Stored data entries
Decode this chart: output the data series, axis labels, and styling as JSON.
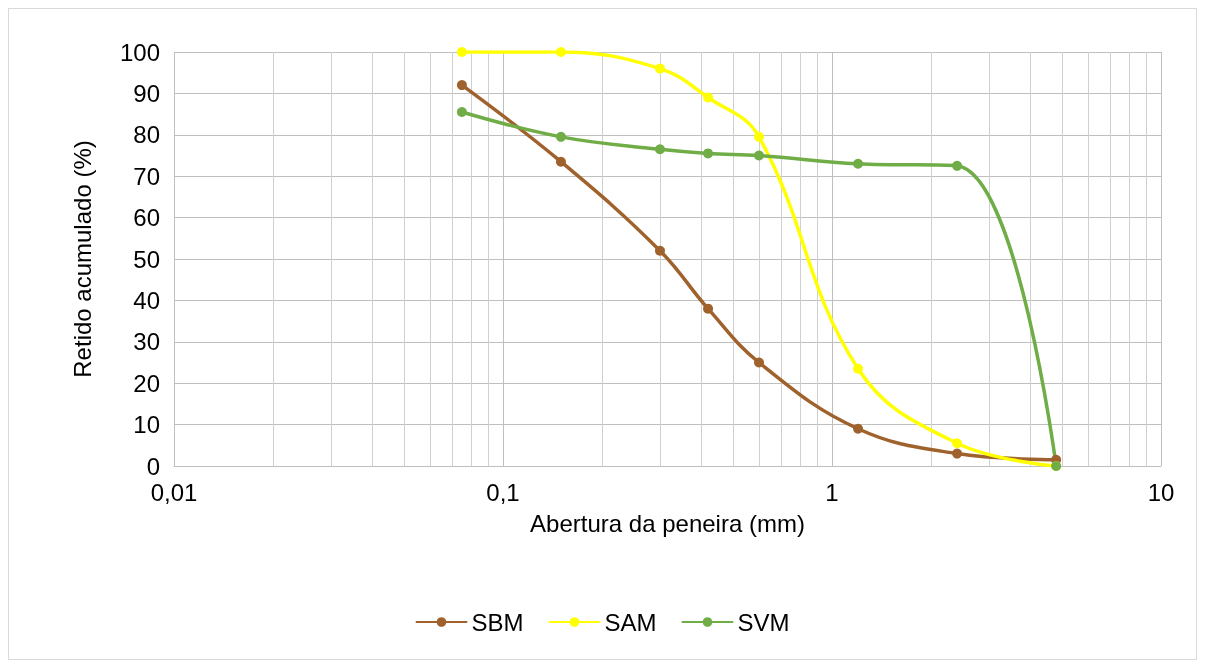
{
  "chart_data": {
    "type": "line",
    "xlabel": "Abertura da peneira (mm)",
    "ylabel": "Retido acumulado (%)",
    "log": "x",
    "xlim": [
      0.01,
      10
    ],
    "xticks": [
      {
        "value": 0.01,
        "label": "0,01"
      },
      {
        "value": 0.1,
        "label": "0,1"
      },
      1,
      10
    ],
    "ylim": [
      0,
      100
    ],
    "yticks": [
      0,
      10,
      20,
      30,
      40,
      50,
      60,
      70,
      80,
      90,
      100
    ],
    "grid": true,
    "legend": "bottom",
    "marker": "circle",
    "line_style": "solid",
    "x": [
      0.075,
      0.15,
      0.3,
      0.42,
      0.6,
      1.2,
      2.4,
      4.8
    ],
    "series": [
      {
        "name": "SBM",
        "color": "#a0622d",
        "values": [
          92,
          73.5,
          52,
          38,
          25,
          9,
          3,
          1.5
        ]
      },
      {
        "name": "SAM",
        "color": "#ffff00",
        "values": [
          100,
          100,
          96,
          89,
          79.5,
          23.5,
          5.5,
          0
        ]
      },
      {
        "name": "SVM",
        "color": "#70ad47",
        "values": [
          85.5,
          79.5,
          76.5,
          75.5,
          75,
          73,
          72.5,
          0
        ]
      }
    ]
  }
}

**WHAT THE TASK ASKS**
Retype the whole listing exactly and leave the pictures out.

**REPLY**
Decode this chart: output the data series, axis labels, and styling as JSON.
{
  "chart_data": {
    "type": "line",
    "xlabel": "Abertura da peneira (mm)",
    "ylabel": "Retido acumulado (%)",
    "log": "x",
    "xlim": [
      0.01,
      10
    ],
    "xticks": [
      {
        "value": 0.01,
        "label": "0,01"
      },
      {
        "value": 0.1,
        "label": "0,1"
      },
      1,
      10
    ],
    "ylim": [
      0,
      100
    ],
    "yticks": [
      0,
      10,
      20,
      30,
      40,
      50,
      60,
      70,
      80,
      90,
      100
    ],
    "grid": true,
    "legend": "bottom",
    "marker": "circle",
    "line_style": "solid",
    "x": [
      0.075,
      0.15,
      0.3,
      0.42,
      0.6,
      1.2,
      2.4,
      4.8
    ],
    "series": [
      {
        "name": "SBM",
        "color": "#a0622d",
        "values": [
          92,
          73.5,
          52,
          38,
          25,
          9,
          3,
          1.5
        ]
      },
      {
        "name": "SAM",
        "color": "#ffff00",
        "values": [
          100,
          100,
          96,
          89,
          79.5,
          23.5,
          5.5,
          0
        ]
      },
      {
        "name": "SVM",
        "color": "#70ad47",
        "values": [
          85.5,
          79.5,
          76.5,
          75.5,
          75,
          73,
          72.5,
          0
        ]
      }
    ]
  }
}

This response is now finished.